Excerpts from a figure dataset:
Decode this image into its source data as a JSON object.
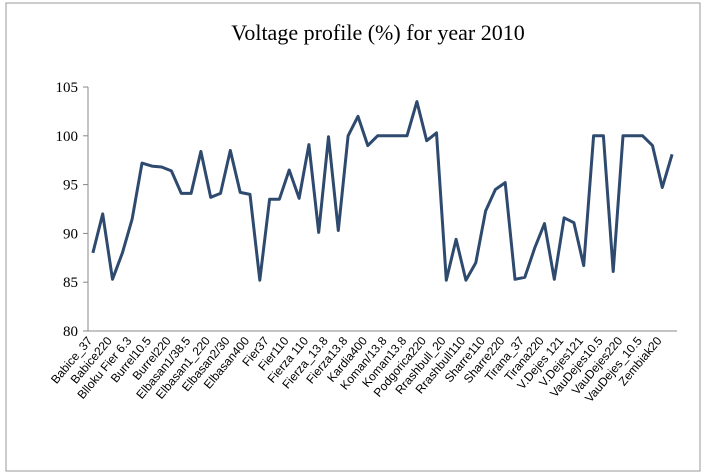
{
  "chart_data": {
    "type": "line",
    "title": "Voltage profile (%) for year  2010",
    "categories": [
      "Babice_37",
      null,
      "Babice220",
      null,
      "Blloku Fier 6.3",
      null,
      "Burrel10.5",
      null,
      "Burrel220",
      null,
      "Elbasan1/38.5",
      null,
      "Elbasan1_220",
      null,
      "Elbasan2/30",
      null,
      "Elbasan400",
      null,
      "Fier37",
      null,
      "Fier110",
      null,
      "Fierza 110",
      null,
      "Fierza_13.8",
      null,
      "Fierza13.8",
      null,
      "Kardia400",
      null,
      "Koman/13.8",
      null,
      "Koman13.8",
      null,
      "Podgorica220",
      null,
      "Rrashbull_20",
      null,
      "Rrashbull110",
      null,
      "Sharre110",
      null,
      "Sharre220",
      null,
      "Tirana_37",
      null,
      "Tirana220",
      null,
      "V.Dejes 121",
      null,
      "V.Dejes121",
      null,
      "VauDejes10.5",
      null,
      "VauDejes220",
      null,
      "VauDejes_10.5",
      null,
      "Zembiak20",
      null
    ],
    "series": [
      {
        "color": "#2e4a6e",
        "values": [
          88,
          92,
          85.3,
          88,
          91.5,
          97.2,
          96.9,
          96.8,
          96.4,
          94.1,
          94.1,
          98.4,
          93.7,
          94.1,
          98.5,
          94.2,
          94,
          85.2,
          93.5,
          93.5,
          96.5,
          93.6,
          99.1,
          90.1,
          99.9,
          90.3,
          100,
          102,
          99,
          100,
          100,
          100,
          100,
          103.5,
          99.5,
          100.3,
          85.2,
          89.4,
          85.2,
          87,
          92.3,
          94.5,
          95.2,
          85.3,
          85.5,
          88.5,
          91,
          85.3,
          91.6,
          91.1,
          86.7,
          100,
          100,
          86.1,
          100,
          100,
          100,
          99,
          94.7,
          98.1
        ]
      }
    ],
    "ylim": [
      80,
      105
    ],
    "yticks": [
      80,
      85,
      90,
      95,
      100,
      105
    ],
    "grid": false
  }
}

**Written task:**
Output, exactly, all the records above; include no pictures.

**Exercise answer:**
Decode this image into its source data as a JSON object.
{
  "chart_data": {
    "type": "line",
    "title": "Voltage profile (%) for year  2010",
    "categories": [
      "Babice_37",
      null,
      "Babice220",
      null,
      "Blloku Fier 6.3",
      null,
      "Burrel10.5",
      null,
      "Burrel220",
      null,
      "Elbasan1/38.5",
      null,
      "Elbasan1_220",
      null,
      "Elbasan2/30",
      null,
      "Elbasan400",
      null,
      "Fier37",
      null,
      "Fier110",
      null,
      "Fierza 110",
      null,
      "Fierza_13.8",
      null,
      "Fierza13.8",
      null,
      "Kardia400",
      null,
      "Koman/13.8",
      null,
      "Koman13.8",
      null,
      "Podgorica220",
      null,
      "Rrashbull_20",
      null,
      "Rrashbull110",
      null,
      "Sharre110",
      null,
      "Sharre220",
      null,
      "Tirana_37",
      null,
      "Tirana220",
      null,
      "V.Dejes 121",
      null,
      "V.Dejes121",
      null,
      "VauDejes10.5",
      null,
      "VauDejes220",
      null,
      "VauDejes_10.5",
      null,
      "Zembiak20",
      null
    ],
    "series": [
      {
        "color": "#2e4a6e",
        "values": [
          88,
          92,
          85.3,
          88,
          91.5,
          97.2,
          96.9,
          96.8,
          96.4,
          94.1,
          94.1,
          98.4,
          93.7,
          94.1,
          98.5,
          94.2,
          94,
          85.2,
          93.5,
          93.5,
          96.5,
          93.6,
          99.1,
          90.1,
          99.9,
          90.3,
          100,
          102,
          99,
          100,
          100,
          100,
          100,
          103.5,
          99.5,
          100.3,
          85.2,
          89.4,
          85.2,
          87,
          92.3,
          94.5,
          95.2,
          85.3,
          85.5,
          88.5,
          91,
          85.3,
          91.6,
          91.1,
          86.7,
          100,
          100,
          86.1,
          100,
          100,
          100,
          99,
          94.7,
          98.1
        ]
      }
    ],
    "ylim": [
      80,
      105
    ],
    "yticks": [
      80,
      85,
      90,
      95,
      100,
      105
    ],
    "grid": false
  }
}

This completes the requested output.